| What you are asked to do |
Where a line contains the word "Mbits", copy that line.

| Extracted records |
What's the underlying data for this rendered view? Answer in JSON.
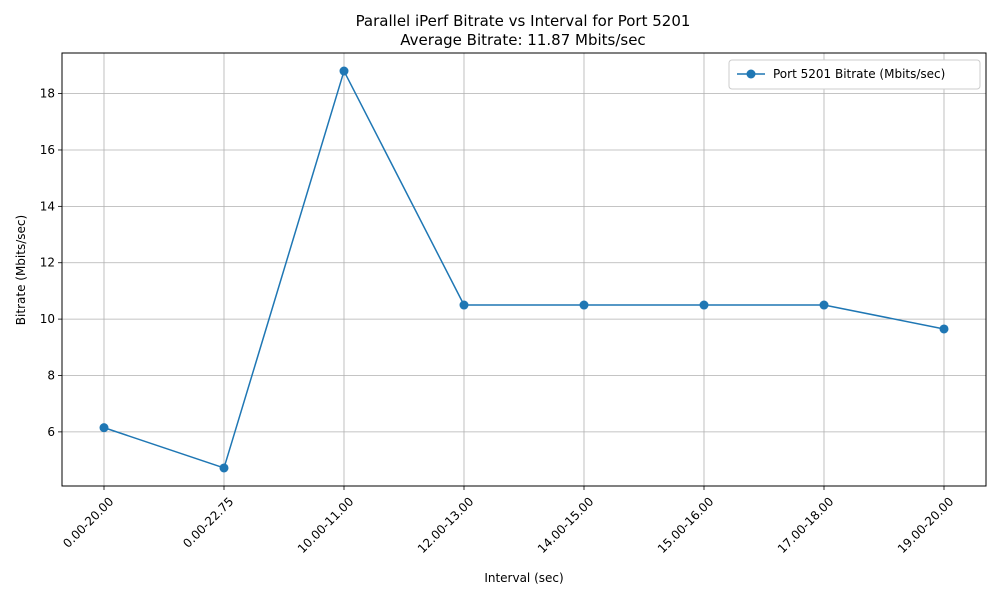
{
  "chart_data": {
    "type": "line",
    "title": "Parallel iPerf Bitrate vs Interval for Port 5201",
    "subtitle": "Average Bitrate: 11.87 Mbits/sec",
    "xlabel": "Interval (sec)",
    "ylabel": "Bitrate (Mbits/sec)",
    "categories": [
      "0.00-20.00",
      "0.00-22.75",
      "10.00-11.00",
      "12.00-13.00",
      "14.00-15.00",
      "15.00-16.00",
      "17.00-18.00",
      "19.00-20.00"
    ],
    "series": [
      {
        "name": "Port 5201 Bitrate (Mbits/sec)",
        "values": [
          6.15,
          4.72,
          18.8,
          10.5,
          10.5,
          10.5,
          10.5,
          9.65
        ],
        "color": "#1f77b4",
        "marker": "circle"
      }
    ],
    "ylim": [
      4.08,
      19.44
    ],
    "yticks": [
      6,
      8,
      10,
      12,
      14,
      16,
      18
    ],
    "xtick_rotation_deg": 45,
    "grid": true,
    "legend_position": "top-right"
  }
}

| Result of this exercise |
    "subtitle": "Average Bitrate: 11.87 Mbits/sec",
    "ylabel": "Bitrate (Mbits/sec)",
        "name": "Port 5201 Bitrate (Mbits/sec)",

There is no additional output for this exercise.